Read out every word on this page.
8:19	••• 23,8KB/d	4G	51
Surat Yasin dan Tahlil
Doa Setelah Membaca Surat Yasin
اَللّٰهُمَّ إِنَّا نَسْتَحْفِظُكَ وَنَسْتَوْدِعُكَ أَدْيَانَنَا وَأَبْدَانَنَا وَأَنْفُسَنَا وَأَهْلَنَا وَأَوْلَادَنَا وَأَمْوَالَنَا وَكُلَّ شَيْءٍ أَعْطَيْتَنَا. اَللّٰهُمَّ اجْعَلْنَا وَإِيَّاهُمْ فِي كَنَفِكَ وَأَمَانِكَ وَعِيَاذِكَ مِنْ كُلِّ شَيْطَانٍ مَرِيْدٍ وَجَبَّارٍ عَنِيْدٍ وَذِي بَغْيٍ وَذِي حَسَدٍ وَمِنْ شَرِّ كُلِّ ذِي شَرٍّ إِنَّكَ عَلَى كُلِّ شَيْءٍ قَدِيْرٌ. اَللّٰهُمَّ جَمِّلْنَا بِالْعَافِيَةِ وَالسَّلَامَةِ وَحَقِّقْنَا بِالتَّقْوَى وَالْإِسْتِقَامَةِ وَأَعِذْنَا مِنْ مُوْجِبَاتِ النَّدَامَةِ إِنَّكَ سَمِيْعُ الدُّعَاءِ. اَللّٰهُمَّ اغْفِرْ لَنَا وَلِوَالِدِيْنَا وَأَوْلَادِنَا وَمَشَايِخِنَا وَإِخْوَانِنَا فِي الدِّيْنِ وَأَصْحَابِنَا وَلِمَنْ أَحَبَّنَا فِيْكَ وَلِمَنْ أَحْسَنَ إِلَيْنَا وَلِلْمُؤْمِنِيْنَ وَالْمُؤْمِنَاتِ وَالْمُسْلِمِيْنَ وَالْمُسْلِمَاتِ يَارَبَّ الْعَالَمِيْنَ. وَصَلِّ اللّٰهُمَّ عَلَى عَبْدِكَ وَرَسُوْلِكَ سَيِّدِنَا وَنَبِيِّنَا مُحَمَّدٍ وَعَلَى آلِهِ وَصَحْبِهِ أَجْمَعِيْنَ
· · · ·
▶ TASK:
Looking at the entries above, say how many lines contain the word "Surat". Only the number is wanted.

▶ WRITTEN SOLUTION:
2